■ WHAT TO PRODUCE: Copy the data that follows exactly. Include no pictures.

■ MATERIAL PROVIDED:
-- begin --

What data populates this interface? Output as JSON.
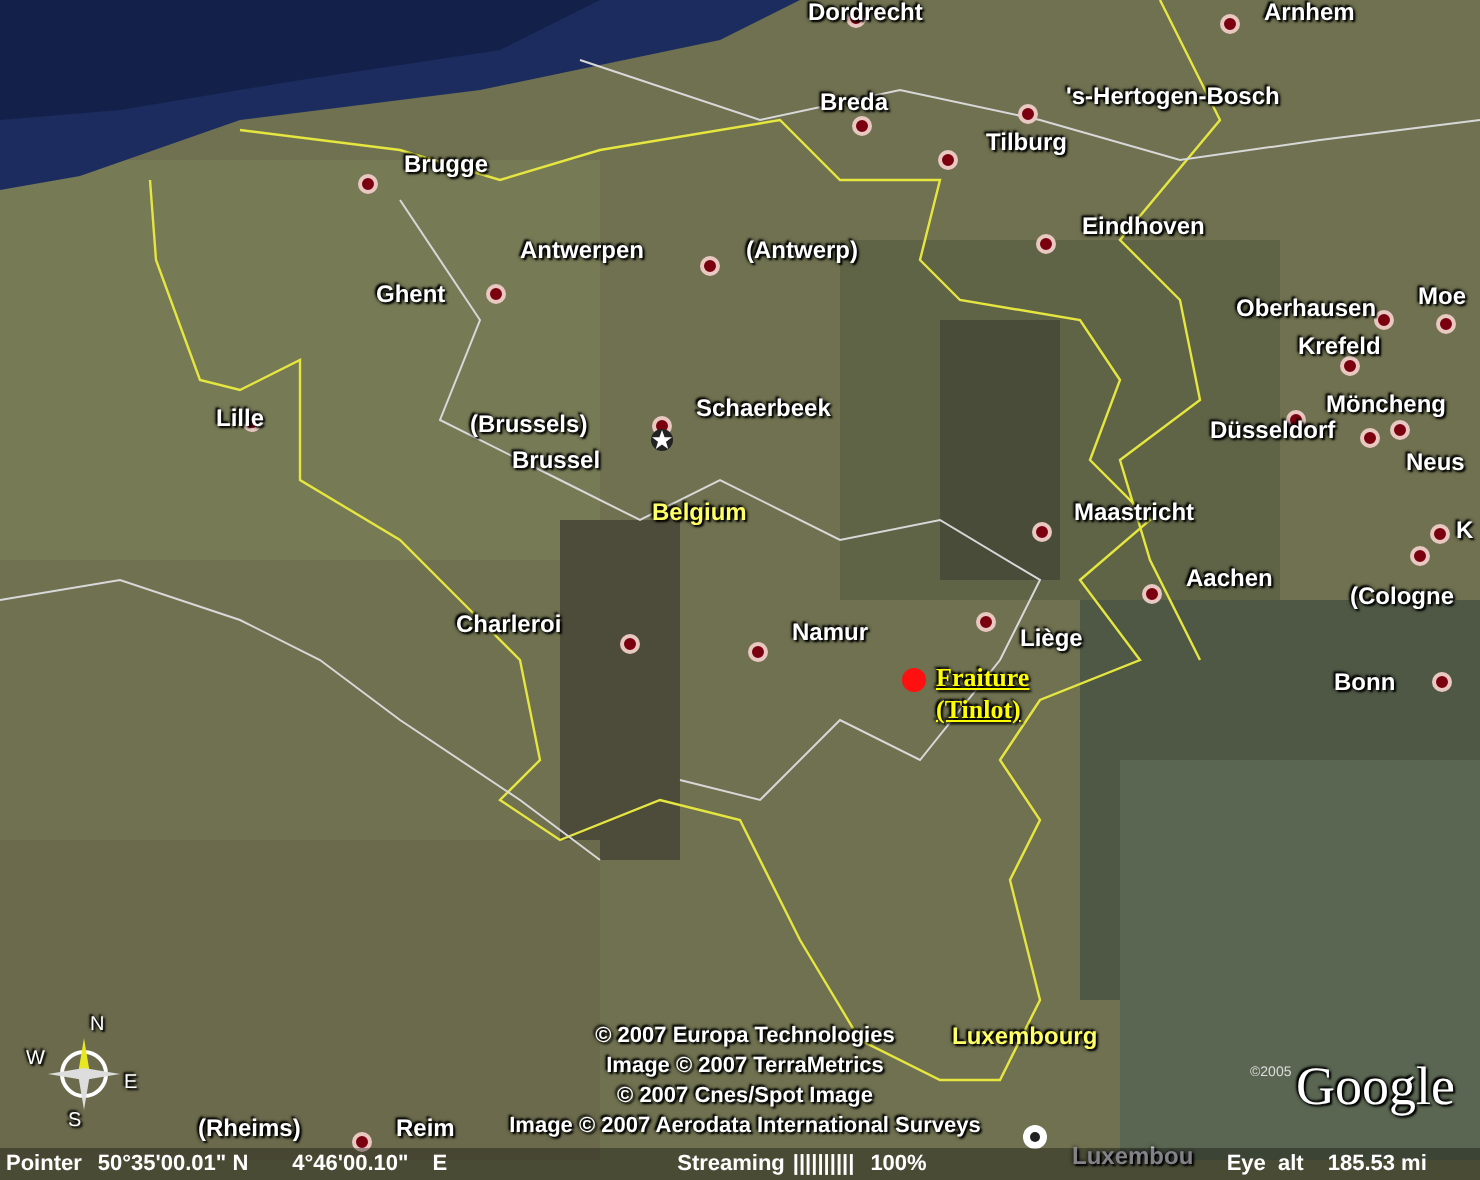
{
  "places": [
    {
      "kind": "city",
      "name": "Dordrecht"
    },
    {
      "kind": "city",
      "name": "Arnhem"
    },
    {
      "kind": "city",
      "name": "Breda"
    },
    {
      "kind": "city",
      "name": "'s-Hertogen-Bosch"
    },
    {
      "kind": "city",
      "name": "Tilburg"
    },
    {
      "kind": "city",
      "name": "Brugge"
    },
    {
      "kind": "city",
      "name": "Eindhoven"
    },
    {
      "kind": "city",
      "name": "Antwerpen"
    },
    {
      "kind": "city",
      "name": "(Antwerp)"
    },
    {
      "kind": "city",
      "name": "Ghent"
    },
    {
      "kind": "city",
      "name": "Oberhausen"
    },
    {
      "kind": "city",
      "name": "Moe"
    },
    {
      "kind": "city",
      "name": "Krefeld"
    },
    {
      "kind": "city",
      "name": "Düsseldorf"
    },
    {
      "kind": "city",
      "name": "Schaerbeek"
    },
    {
      "kind": "city",
      "name": "Möncheng"
    },
    {
      "kind": "city",
      "name": "Lille"
    },
    {
      "kind": "city",
      "name": "(Brussels)"
    },
    {
      "kind": "capital",
      "name": "Brussel"
    },
    {
      "kind": "city",
      "name": "Neus"
    },
    {
      "kind": "country",
      "name": "Belgium"
    },
    {
      "kind": "city",
      "name": "Maastricht"
    },
    {
      "kind": "city",
      "name": "K"
    },
    {
      "kind": "city",
      "name": "Aachen"
    },
    {
      "kind": "city",
      "name": "(Cologne"
    },
    {
      "kind": "city",
      "name": "Charleroi"
    },
    {
      "kind": "city",
      "name": "Namur"
    },
    {
      "kind": "city",
      "name": "Liège"
    },
    {
      "kind": "placemark",
      "lines": [
        "Fraiture",
        "(Tinlot)"
      ]
    },
    {
      "kind": "city",
      "name": "Bonn"
    },
    {
      "kind": "country",
      "name": "Luxembourg"
    },
    {
      "kind": "city",
      "name": "(Rheims)"
    },
    {
      "kind": "city",
      "name": "Reim"
    },
    {
      "kind": "faded",
      "name": "Luxembou"
    }
  ],
  "copyright": [
    "© 2007 Europa Technologies",
    "Image © 2007 TerraMetrics",
    "© 2007 Cnes/Spot Image",
    "Image © 2007 Aerodata International Surveys"
  ],
  "compass": {
    "north": "N",
    "west": "W",
    "east": "E",
    "south": "S"
  },
  "logo": {
    "year": "©2005",
    "name": "Google"
  },
  "status_bar": {
    "pointer_label": "Pointer",
    "latitude": "50°35'00.01\" N",
    "longitude": "4°46'00.10\"",
    "longitude_hemisphere": "E",
    "streaming_label": "Streaming",
    "streaming_bars": "||||||||||",
    "streaming_percent": "100%",
    "eye_alt_label": "Eye  alt",
    "eye_alt": "185.53 mi"
  }
}
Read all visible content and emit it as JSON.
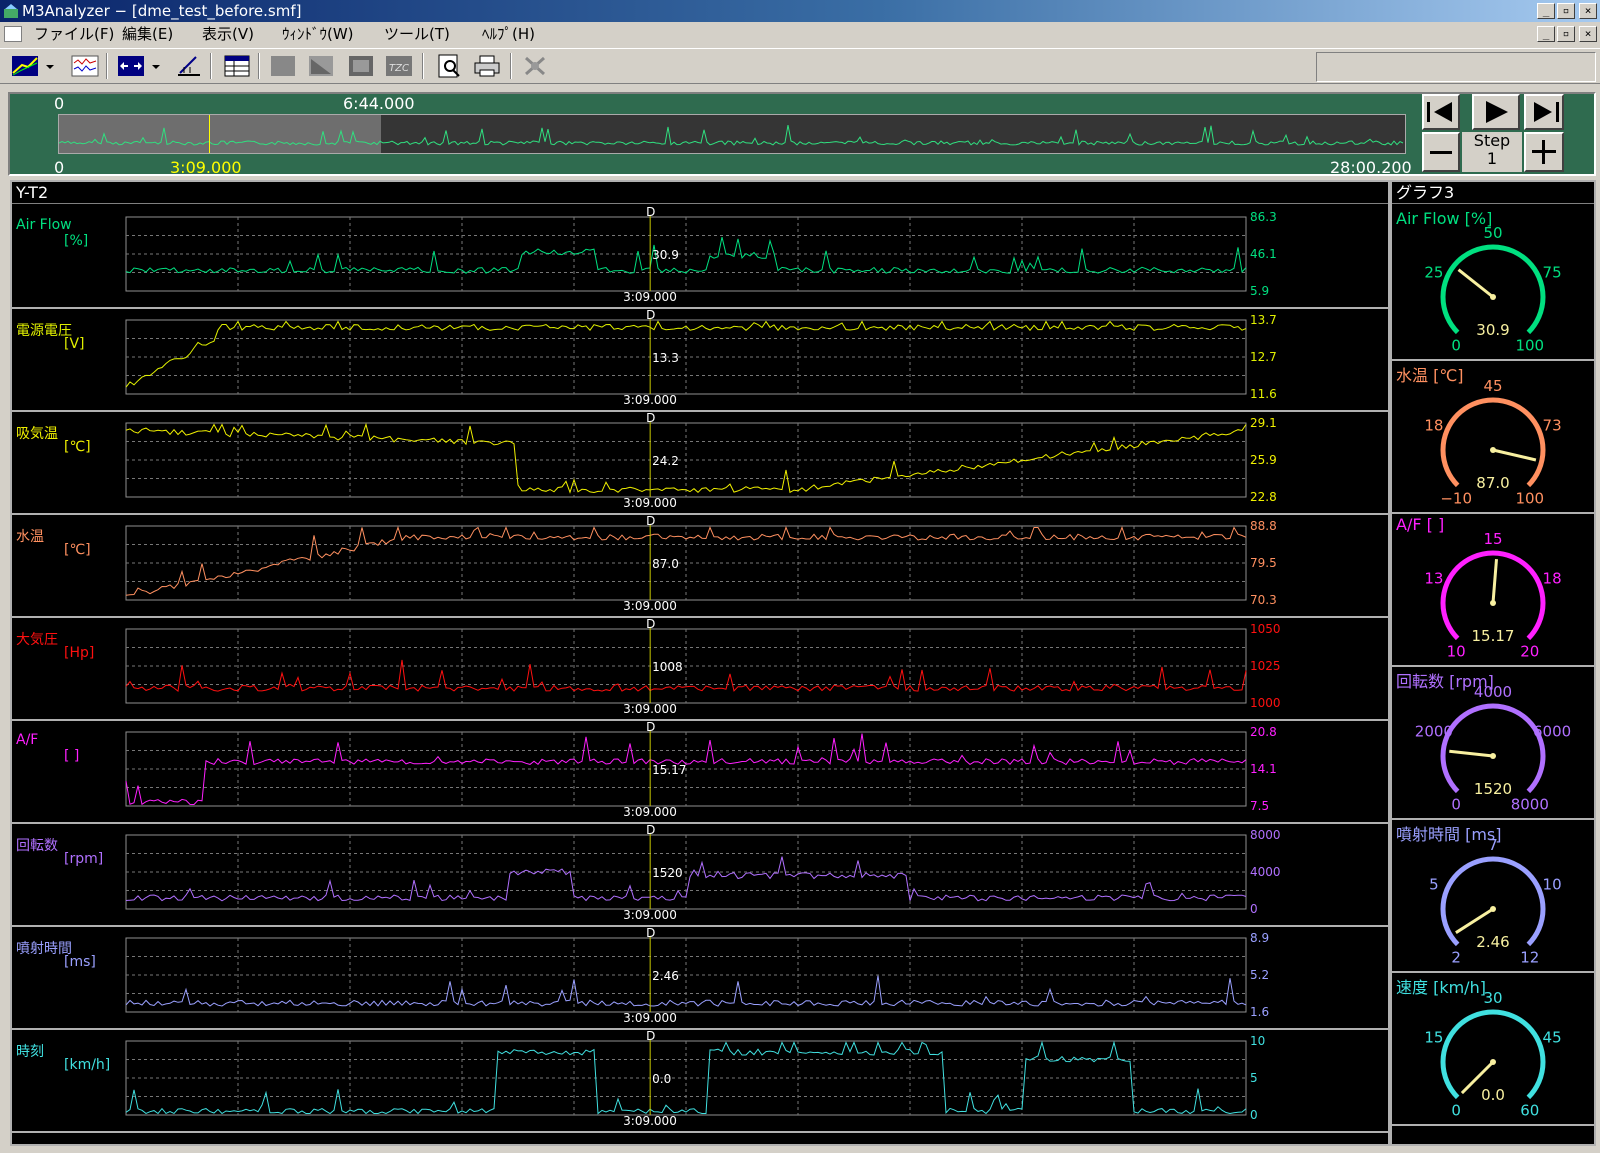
{
  "window": {
    "title": "M3Analyzer − [dme_test_before.smf]"
  },
  "menu": [
    "ファイル(F)",
    "編集(E)",
    "表示(V)",
    "ｳｨﾝﾄﾞｳ(W)",
    "ツール(T)",
    "ﾍﾙﾌﾟ(H)"
  ],
  "toolbar": {
    "icons": [
      "yt-graph-icon",
      "dropdown-arrow-icon",
      "waveform-icon",
      "compare-icon",
      "dropdown-arrow-icon",
      "measure-icon",
      "table-icon",
      "gray-square-icon",
      "gray-slope-icon",
      "gray-frame-icon",
      "tzc-icon",
      "print-preview-icon",
      "print-icon",
      "disabled-tool-icon"
    ]
  },
  "overview": {
    "window_label": "6:44.000",
    "start_label": "0",
    "start_label_bottom": "0",
    "cursor_label": "3:09.000",
    "end_label": "28:00.200",
    "step_label": "Step",
    "step_value": "1"
  },
  "yt": {
    "title": "Y-T2",
    "cursor_time": "3:09.000",
    "cursor_marker": "D",
    "cursor_fraction": 0.468
  },
  "charts": [
    {
      "label": "Air Flow",
      "unit": "[%]",
      "color": "#00e080",
      "ticks": [
        "86.3",
        "46.1",
        "5.9"
      ],
      "value": "30.9"
    },
    {
      "label": "電源電圧",
      "unit": "[V]",
      "color": "#e0f000",
      "ticks": [
        "13.7",
        "12.7",
        "11.6"
      ],
      "value": "13.3"
    },
    {
      "label": "吸気温",
      "unit": "[℃]",
      "color": "#f0f000",
      "ticks": [
        "29.1",
        "25.9",
        "22.8"
      ],
      "value": "24.2"
    },
    {
      "label": "水温",
      "unit": "[℃]",
      "color": "#ff9060",
      "ticks": [
        "88.8",
        "79.5",
        "70.3"
      ],
      "value": "87.0"
    },
    {
      "label": "大気圧",
      "unit": "[Hp]",
      "color": "#ff1010",
      "ticks": [
        "1050",
        "1025",
        "1000"
      ],
      "value": "1008"
    },
    {
      "label": "A/F",
      "unit": "[ ]",
      "color": "#ff20ff",
      "ticks": [
        "20.8",
        "14.1",
        "7.5"
      ],
      "value": "15.17"
    },
    {
      "label": "回転数",
      "unit": "[rpm]",
      "color": "#b070ff",
      "ticks": [
        "8000",
        "4000",
        "0"
      ],
      "value": "1520"
    },
    {
      "label": "噴射時間",
      "unit": "[ms]",
      "color": "#9aa0ff",
      "ticks": [
        "8.9",
        "5.2",
        "1.6"
      ],
      "value": "2.46"
    },
    {
      "label": "時刻",
      "unit": "[km/h]",
      "color": "#40e0e0",
      "ticks": [
        "10",
        "5",
        "0"
      ],
      "value": "0.0"
    }
  ],
  "graph3": {
    "title": "グラフ3",
    "gauges": [
      {
        "title": "Air Flow [%]",
        "color": "#00e080",
        "labels": [
          "0",
          "25",
          "50",
          "75",
          "100"
        ],
        "min": 0,
        "max": 100,
        "value": 30.9,
        "value_text": "30.9"
      },
      {
        "title": "水温 [℃]",
        "color": "#ff9060",
        "labels": [
          "−10",
          "18",
          "45",
          "73",
          "100"
        ],
        "min": -10,
        "max": 100,
        "value": 87.0,
        "value_text": "87.0"
      },
      {
        "title": "A/F [ ]",
        "color": "#ff20ff",
        "labels": [
          "10",
          "13",
          "15",
          "18",
          "20"
        ],
        "min": 10,
        "max": 20,
        "value": 15.17,
        "value_text": "15.17"
      },
      {
        "title": "回転数 [rpm]",
        "color": "#b070ff",
        "labels": [
          "0",
          "2000",
          "4000",
          "6000",
          "8000"
        ],
        "min": 0,
        "max": 8000,
        "value": 1520,
        "value_text": "1520"
      },
      {
        "title": "噴射時間 [ms]",
        "color": "#9aa0ff",
        "labels": [
          "2",
          "5",
          "7",
          "10",
          "12"
        ],
        "min": 2,
        "max": 12,
        "value": 2.46,
        "value_text": "2.46"
      },
      {
        "title": "速度 [km/h]",
        "color": "#40e0e0",
        "labels": [
          "0",
          "15",
          "30",
          "45",
          "60"
        ],
        "min": 0,
        "max": 60,
        "value": 0.0,
        "value_text": "0.0"
      }
    ]
  }
}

-- end --

■ THE OUTPUT:
What data populates this interface? Output as JSON.
{
  "places": [
    {
      "kind": "city",
      "name": "Dordrecht"
    },
    {
      "kind": "city",
      "name": "Arnhem"
    },
    {
      "kind": "city",
      "name": "Breda"
    },
    {
      "kind": "city",
      "name": "'s-Hertogen-Bosch"
    },
    {
      "kind": "city",
      "name": "Tilburg"
    },
    {
      "kind": "city",
      "name": "Brugge"
    },
    {
      "kind": "city",
      "name": "Eindhoven"
    },
    {
      "kind": "city",
      "name": "Antwerpen"
    },
    {
      "kind": "city",
      "name": "(Antwerp)"
    },
    {
      "kind": "city",
      "name": "Ghent"
    },
    {
      "kind": "city",
      "name": "Oberhausen"
    },
    {
      "kind": "city",
      "name": "Moe"
    },
    {
      "kind": "city",
      "name": "Krefeld"
    },
    {
      "kind": "city",
      "name": "Düsseldorf"
    },
    {
      "kind": "city",
      "name": "Schaerbeek"
    },
    {
      "kind": "city",
      "name": "Möncheng"
    },
    {
      "kind": "city",
      "name": "Lille"
    },
    {
      "kind": "city",
      "name": "(Brussels)"
    },
    {
      "kind": "capital",
      "name": "Brussel"
    },
    {
      "kind": "city",
      "name": "Neus"
    },
    {
      "kind": "country",
      "name": "Belgium"
    },
    {
      "kind": "city",
      "name": "Maastricht"
    },
    {
      "kind": "city",
      "name": "K"
    },
    {
      "kind": "city",
      "name": "Aachen"
    },
    {
      "kind": "city",
      "name": "(Cologne"
    },
    {
      "kind": "city",
      "name": "Charleroi"
    },
    {
      "kind": "city",
      "name": "Namur"
    },
    {
      "kind": "city",
      "name": "Liège"
    },
    {
      "kind": "placemark",
      "lines": [
        "Fraiture",
        "(Tinlot)"
      ]
    },
    {
      "kind": "city",
      "name": "Bonn"
    },
    {
      "kind": "country",
      "name": "Luxembourg"
    },
    {
      "kind": "city",
      "name": "(Rheims)"
    },
    {
      "kind": "city",
      "name": "Reim"
    },
    {
      "kind": "faded",
      "name": "Luxembou"
    }
  ],
  "copyright": [
    "© 2007 Europa Technologies",
    "Image © 2007 TerraMetrics",
    "© 2007 Cnes/Spot Image",
    "Image © 2007 Aerodata International Surveys"
  ],
  "compass": {
    "north": "N",
    "west": "W",
    "east": "E",
    "south": "S"
  },
  "logo": {
    "year": "©2005",
    "name": "Google"
  },
  "status_bar": {
    "pointer_label": "Pointer",
    "latitude": "50°35'00.01\" N",
    "longitude": "4°46'00.10\"",
    "longitude_hemisphere": "E",
    "streaming_label": "Streaming",
    "streaming_bars": "||||||||||",
    "streaming_percent": "100%",
    "eye_alt_label": "Eye  alt",
    "eye_alt": "185.53 mi"
  }
}
Read all visible content and emit it as JSON.
{
  "window": {
    "title": "M3Analyzer − [dme_test_before.smf]"
  },
  "menu": [
    "ファイル(F)",
    "編集(E)",
    "表示(V)",
    "ｳｨﾝﾄﾞｳ(W)",
    "ツール(T)",
    "ﾍﾙﾌﾟ(H)"
  ],
  "toolbar": {
    "icons": [
      "yt-graph-icon",
      "dropdown-arrow-icon",
      "waveform-icon",
      "compare-icon",
      "dropdown-arrow-icon",
      "measure-icon",
      "table-icon",
      "gray-square-icon",
      "gray-slope-icon",
      "gray-frame-icon",
      "tzc-icon",
      "print-preview-icon",
      "print-icon",
      "disabled-tool-icon"
    ]
  },
  "overview": {
    "window_label": "6:44.000",
    "start_label": "0",
    "start_label_bottom": "0",
    "cursor_label": "3:09.000",
    "end_label": "28:00.200",
    "step_label": "Step",
    "step_value": "1"
  },
  "yt": {
    "title": "Y-T2",
    "cursor_time": "3:09.000",
    "cursor_marker": "D",
    "cursor_fraction": 0.468
  },
  "charts": [
    {
      "label": "Air Flow",
      "unit": "[%]",
      "color": "#00e080",
      "ticks": [
        "86.3",
        "46.1",
        "5.9"
      ],
      "value": "30.9"
    },
    {
      "label": "電源電圧",
      "unit": "[V]",
      "color": "#e0f000",
      "ticks": [
        "13.7",
        "12.7",
        "11.6"
      ],
      "value": "13.3"
    },
    {
      "label": "吸気温",
      "unit": "[℃]",
      "color": "#f0f000",
      "ticks": [
        "29.1",
        "25.9",
        "22.8"
      ],
      "value": "24.2"
    },
    {
      "label": "水温",
      "unit": "[℃]",
      "color": "#ff9060",
      "ticks": [
        "88.8",
        "79.5",
        "70.3"
      ],
      "value": "87.0"
    },
    {
      "label": "大気圧",
      "unit": "[Hp]",
      "color": "#ff1010",
      "ticks": [
        "1050",
        "1025",
        "1000"
      ],
      "value": "1008"
    },
    {
      "label": "A/F",
      "unit": "[ ]",
      "color": "#ff20ff",
      "ticks": [
        "20.8",
        "14.1",
        "7.5"
      ],
      "value": "15.17"
    },
    {
      "label": "回転数",
      "unit": "[rpm]",
      "color": "#b070ff",
      "ticks": [
        "8000",
        "4000",
        "0"
      ],
      "value": "1520"
    },
    {
      "label": "噴射時間",
      "unit": "[ms]",
      "color": "#9aa0ff",
      "ticks": [
        "8.9",
        "5.2",
        "1.6"
      ],
      "value": "2.46"
    },
    {
      "label": "時刻",
      "unit": "[km/h]",
      "color": "#40e0e0",
      "ticks": [
        "10",
        "5",
        "0"
      ],
      "value": "0.0"
    }
  ],
  "graph3": {
    "title": "グラフ3",
    "gauges": [
      {
        "title": "Air Flow [%]",
        "color": "#00e080",
        "labels": [
          "0",
          "25",
          "50",
          "75",
          "100"
        ],
        "min": 0,
        "max": 100,
        "value": 30.9,
        "value_text": "30.9"
      },
      {
        "title": "水温 [℃]",
        "color": "#ff9060",
        "labels": [
          "−10",
          "18",
          "45",
          "73",
          "100"
        ],
        "min": -10,
        "max": 100,
        "value": 87.0,
        "value_text": "87.0"
      },
      {
        "title": "A/F [ ]",
        "color": "#ff20ff",
        "labels": [
          "10",
          "13",
          "15",
          "18",
          "20"
        ],
        "min": 10,
        "max": 20,
        "value": 15.17,
        "value_text": "15.17"
      },
      {
        "title": "回転数 [rpm]",
        "color": "#b070ff",
        "labels": [
          "0",
          "2000",
          "4000",
          "6000",
          "8000"
        ],
        "min": 0,
        "max": 8000,
        "value": 1520,
        "value_text": "1520"
      },
      {
        "title": "噴射時間 [ms]",
        "color": "#9aa0ff",
        "labels": [
          "2",
          "5",
          "7",
          "10",
          "12"
        ],
        "min": 2,
        "max": 12,
        "value": 2.46,
        "value_text": "2.46"
      },
      {
        "title": "速度 [km/h]",
        "color": "#40e0e0",
        "labels": [
          "0",
          "15",
          "30",
          "45",
          "60"
        ],
        "min": 0,
        "max": 60,
        "value": 0.0,
        "value_text": "0.0"
      }
    ]
  }
}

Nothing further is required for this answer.